Text segment:
Expansion of Candidate HPV-Specific T Cells in the Tumor Microenvironment during Chemoradiotherapy Is Prognostic in HPV16+ Cancers
Lauren E. Colbert, Molly B. El, Erica J. Lynn, Julianna Bronk, Tatiana V. Karpinets, Xiaogang Wu, Bhavana V. Chapman, Travis T. Sims, Daniel Lin, Ramez Kouzy, Julie Sammouri, Greyson Biegert, Andrea Y. Delgado Medrano, Adilene Olvera, K. Jagannadha Sastry, Patricia J. Eifel, Anuja Jhingran, Lilie Lin, Lois M. Ramondetta, Andrew P. Futreal, Amir A. Jazaeri, Kathleen M. Schmeler, Jingyan Yue, Aparna Mitra, Kyoko Yoshida-Court, Jennifer A. Wargo, Travis N. Solley, Venkatesh Hegde, Sita S. Nookala, Ananta V. Yanamandra, Stephanie Dorta-Estremera, Geena Mathew, Rohit Kavukuntla, Cassidy Papso, Mustapha Ahmed-Kaddar, Minsoo Kim, Jianhua Zhang, Alexandre Reuben, Emma B. Holliday, Bruce D. Minsky, Albert C. Koong, Eugene J. Koay, Prajnan Das, Cullen M. Taniguchi, Ann Klopp
Abstract
Abstract Human papillomavirus (HPV) infection causes 600,000 new cancers worldwide each year. HPV-related cancers express the oncogenic proteins E6 and E7, which could serve as tumor-specific antigens. It is not known whether immunity to E6 and E7 evolves during chemoradiotherapy or affects survival. Using T cells from 2 HPV16+ patients, we conducted functional T-cell assays to identify candidate HPV-specific T cells and common T-cell receptor motifs, which we then analyzed across 86 patients with HPV-related cancers. The HPV-specific clones and E7-related T-cell receptor motifs expanded in the tumor microenvironment over the course of treatment, whereas non–HPV-specific T cells did not. In HPV16+ patients, improved recurrence-free survival was associated with HPV-responsive T-cell expansion during chemoradiotherapy.

Structured page parsing data:
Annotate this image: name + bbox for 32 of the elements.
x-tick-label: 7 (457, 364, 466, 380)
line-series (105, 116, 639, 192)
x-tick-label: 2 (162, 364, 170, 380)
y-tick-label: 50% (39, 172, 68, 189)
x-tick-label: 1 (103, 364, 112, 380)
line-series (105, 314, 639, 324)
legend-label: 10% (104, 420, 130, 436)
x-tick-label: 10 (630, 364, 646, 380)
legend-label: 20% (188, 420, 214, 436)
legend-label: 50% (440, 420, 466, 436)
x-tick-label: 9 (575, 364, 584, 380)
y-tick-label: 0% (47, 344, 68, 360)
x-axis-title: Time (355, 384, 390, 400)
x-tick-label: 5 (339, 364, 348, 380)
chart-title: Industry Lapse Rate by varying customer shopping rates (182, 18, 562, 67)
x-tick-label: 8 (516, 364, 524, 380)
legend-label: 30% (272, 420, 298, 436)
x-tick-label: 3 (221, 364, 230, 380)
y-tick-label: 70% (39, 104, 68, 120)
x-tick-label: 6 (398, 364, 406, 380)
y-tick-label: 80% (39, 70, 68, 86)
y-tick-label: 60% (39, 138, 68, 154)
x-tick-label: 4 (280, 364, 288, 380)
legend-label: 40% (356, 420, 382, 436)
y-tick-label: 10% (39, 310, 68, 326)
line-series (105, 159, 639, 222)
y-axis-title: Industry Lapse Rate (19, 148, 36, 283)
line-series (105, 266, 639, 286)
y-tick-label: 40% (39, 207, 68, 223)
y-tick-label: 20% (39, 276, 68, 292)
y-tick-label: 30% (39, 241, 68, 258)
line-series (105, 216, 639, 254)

About this exercise: According to the abstract on HPV-specific T cells, how many new cancers does HPV infection cause worldwide each year? The listing has nothing to do with the abstract.

Solution: 600,000